• **Gestellte Aufgabe**: Schreib den Abschnitt aus dem Text über die Aufgabe der Rechtsanwälte, der mit den Worten „Regelmäßiges Thema der“ anfängt und mit „in Haftungsfragen berät?“ aufhört, noch einmal ab und tausche dabei „Haftungsfragen“ gegen „Steuerfragen“ aus.

Zur Aufgabe der Rechtsanwälte
Rechtsanwälte sollten sich stärker ihrer Funktion und Position bewusst werden. Umsatz allein rechtfertigt nicht alles.
Regelmäßiges Thema der Compliance-Diskussion sind Aufgaben, Pflichten und Haftungsrisiken des Compliance-Beauftragten und der den Compliance-Pflichten unterliegenden Unternehmensorgane (siehe auch das Editorial „Der CCO auf der Anklagebank“ von Dr. Katharina Hastenrath und Dr. Sylvia Fuchs in Heft 3/2020 des Compliance-Beraters).
Aber was ist eigentlich mit dem Rechtsanwalt, der Unternehmen, Organe und Compliance-Beauftragte bei der Einrichtung eines Compliance-Management-Systems, bei der Aufklärung von Verstößen und in Haftungsfragen berät?
Diese Frage wird hier nicht ohne Grund gestellt und zielt auf das anwaltliche Selbstverständnis ab – und die Erwartungen von Mandanten an ihre Rechtsanwälte und deren Integrität. Nach Durchsuchungen in diversen Kanzleien im Zusammenhang mit unternehmensinternen Ermittlungen wird nun in Sachen „cum-ex“ gegen zahlreiche Rechtsanwälte ermittelt. Dies soll Gelegenheit geben, über die Rolle des Rechtsanwalts als Berater in Compliance-Fragen nachzudenken.
Der Blick ins Gesetz erleichtert die Rechtsfindung. § 1 Bundesrechtsanwaltsordnung (BRAO) hilft, indem er sagt: „Der Rechtsanwalt ist ein unabhängiges Organ der Rechtspflege.“ Ist er das? Nun ja, er soll den Interessen des Mandanten dienen, er ist ja der „Fürsprecher“ des Mandanten. Zugleich soll (und muss) er sich seine Unabhängigkeit bewahren. Dazu gibt § 43a Abs. 1 BRAO vor, der Rechtsanwalt darf keine Bindungen eingehen, die seine berufliche Unabhängigkeit gefährden.
Richtig und wichtig – aber auch realistisch? Es ist eine romantische und TV-Serien geschuldete Vorstellung, dass Rechtsanwälte vor allem der Gerechtigkeit verpflichtet sind. Denn das sind sie nicht, über Richtig und Falsch entscheidet der Richter. Der Rechtsanwalt ist parteiisch, er soll und muss es sein, denn er vertritt die Interessen seines Mandanten. Das ist seine Rolle in einem Rechtsstaat. Dabei berät und empfiehlt er den sichersten Weg. Was der beratene Mandant aus diesem Rat tatsächlich macht, ist dessen Sache. Es sei denn, die Schwelle zur Beihilfe zu einer Straftat wird überschritten.

• **Rohe Datensätze**:
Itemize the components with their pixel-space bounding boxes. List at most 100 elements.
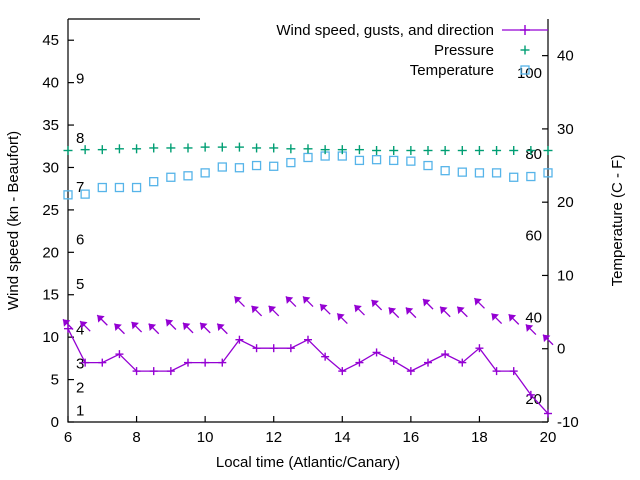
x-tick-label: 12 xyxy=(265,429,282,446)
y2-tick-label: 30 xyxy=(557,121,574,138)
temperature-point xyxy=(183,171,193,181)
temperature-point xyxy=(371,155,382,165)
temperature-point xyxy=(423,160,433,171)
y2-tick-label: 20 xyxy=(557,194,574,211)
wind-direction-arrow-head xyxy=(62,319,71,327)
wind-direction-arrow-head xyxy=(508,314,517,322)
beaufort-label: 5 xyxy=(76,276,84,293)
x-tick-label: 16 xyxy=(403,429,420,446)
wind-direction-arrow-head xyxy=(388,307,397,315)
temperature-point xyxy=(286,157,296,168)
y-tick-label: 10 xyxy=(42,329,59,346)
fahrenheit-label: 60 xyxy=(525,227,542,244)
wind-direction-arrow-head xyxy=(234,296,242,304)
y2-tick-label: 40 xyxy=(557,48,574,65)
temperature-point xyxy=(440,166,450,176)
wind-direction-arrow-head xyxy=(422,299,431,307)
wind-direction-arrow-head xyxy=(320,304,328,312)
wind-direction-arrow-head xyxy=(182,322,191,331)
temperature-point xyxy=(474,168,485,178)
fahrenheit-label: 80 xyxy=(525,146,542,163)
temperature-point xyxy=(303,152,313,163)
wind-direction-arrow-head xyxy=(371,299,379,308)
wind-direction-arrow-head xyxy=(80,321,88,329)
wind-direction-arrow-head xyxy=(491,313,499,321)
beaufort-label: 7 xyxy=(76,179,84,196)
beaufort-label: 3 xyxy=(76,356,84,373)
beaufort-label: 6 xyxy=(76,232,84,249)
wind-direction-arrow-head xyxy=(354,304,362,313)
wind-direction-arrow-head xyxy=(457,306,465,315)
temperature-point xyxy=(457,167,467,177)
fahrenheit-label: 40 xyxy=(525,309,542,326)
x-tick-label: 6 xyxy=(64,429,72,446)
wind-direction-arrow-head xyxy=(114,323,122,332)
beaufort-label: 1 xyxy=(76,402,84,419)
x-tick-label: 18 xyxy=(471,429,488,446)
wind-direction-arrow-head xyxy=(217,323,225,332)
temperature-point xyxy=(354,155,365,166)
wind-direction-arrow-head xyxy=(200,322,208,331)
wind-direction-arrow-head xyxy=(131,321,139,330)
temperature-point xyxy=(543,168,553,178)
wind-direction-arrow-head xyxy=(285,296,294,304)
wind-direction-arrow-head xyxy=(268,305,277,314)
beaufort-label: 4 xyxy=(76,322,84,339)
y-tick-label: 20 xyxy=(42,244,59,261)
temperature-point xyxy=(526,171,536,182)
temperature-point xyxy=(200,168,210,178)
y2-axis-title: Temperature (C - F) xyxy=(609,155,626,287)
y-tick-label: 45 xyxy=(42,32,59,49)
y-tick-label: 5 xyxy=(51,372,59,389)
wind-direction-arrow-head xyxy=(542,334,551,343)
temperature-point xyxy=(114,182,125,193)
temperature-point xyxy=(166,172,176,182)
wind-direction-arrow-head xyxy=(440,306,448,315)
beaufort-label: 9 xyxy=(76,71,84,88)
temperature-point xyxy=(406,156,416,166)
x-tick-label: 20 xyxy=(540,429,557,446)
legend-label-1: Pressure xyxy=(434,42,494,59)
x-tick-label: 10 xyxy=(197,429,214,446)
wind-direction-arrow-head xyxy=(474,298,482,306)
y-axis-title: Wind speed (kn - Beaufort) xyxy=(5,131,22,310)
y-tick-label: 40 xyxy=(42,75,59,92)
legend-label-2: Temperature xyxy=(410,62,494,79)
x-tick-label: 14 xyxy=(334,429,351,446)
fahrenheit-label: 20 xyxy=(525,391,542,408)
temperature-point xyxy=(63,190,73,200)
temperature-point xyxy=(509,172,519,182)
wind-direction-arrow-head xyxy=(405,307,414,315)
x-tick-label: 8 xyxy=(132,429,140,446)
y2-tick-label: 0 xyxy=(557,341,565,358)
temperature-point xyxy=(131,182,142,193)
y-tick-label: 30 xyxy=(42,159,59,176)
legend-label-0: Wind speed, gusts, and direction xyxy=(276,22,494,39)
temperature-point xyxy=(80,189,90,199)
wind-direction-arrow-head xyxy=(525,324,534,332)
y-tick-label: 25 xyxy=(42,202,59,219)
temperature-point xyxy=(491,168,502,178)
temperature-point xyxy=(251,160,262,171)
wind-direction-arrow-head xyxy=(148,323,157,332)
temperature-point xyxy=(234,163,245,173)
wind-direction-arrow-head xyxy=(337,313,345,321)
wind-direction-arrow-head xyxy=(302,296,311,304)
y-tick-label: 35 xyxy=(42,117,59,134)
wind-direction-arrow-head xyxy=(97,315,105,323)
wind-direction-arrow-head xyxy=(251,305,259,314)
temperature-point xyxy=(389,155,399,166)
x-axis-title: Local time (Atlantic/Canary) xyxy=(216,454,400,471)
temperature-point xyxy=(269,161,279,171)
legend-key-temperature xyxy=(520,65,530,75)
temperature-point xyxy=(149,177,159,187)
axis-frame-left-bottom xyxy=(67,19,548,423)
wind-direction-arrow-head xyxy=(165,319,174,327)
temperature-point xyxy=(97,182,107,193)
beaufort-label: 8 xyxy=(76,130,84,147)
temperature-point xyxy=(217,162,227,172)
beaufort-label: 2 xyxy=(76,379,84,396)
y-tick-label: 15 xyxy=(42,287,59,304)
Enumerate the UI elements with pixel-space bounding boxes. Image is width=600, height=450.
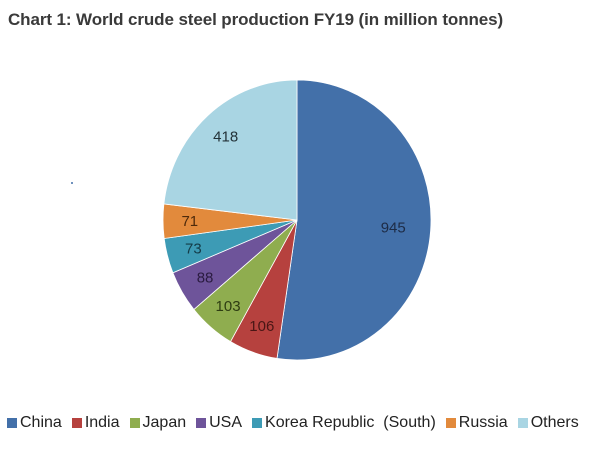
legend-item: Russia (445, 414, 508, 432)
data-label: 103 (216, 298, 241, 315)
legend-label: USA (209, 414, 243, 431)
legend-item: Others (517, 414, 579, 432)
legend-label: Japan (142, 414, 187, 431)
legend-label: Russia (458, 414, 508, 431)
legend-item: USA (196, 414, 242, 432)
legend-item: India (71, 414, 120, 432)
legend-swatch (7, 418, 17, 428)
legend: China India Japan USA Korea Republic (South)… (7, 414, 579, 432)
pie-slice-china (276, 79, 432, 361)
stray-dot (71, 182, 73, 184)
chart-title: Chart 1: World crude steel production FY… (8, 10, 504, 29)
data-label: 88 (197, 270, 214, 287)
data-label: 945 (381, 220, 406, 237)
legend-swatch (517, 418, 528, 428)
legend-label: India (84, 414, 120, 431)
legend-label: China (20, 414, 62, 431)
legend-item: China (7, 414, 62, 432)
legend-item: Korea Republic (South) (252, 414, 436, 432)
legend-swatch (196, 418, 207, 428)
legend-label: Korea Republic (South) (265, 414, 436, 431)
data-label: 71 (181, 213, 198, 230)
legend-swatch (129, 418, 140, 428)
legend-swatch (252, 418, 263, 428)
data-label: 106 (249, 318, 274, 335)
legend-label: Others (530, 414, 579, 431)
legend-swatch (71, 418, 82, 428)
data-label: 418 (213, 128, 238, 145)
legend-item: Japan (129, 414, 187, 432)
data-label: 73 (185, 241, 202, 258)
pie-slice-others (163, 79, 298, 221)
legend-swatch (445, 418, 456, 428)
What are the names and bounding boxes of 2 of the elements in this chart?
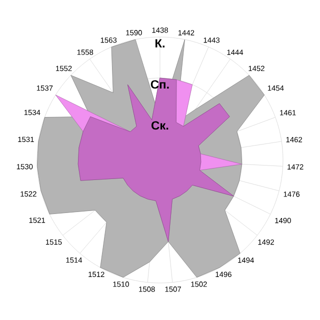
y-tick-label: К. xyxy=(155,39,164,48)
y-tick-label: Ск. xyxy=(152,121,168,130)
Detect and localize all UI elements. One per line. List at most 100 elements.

• **Lösung**:
Regelmäßiges Thema der Compliance-Diskussion sind Aufgaben, Pflichten und Haftungsrisiken des Compliance-Beauftragten und der den Compliance-Pflichten unterliegenden Unternehmensorgane (siehe auch das Editorial „Der CCO auf der Anklagebank“ von Dr. Katharina Hastenrath und Dr. Sylvia Fuchs in Heft 3/2020 des Compliance-Beraters).
Aber was ist eigentlich mit dem Rechtsanwalt, der Unternehmen, Organe und Compliance-Beauftragte bei der Einrichtung eines Compliance-Management-Systems, bei der Aufklärung von Verstößen und in Steuerfragen berät?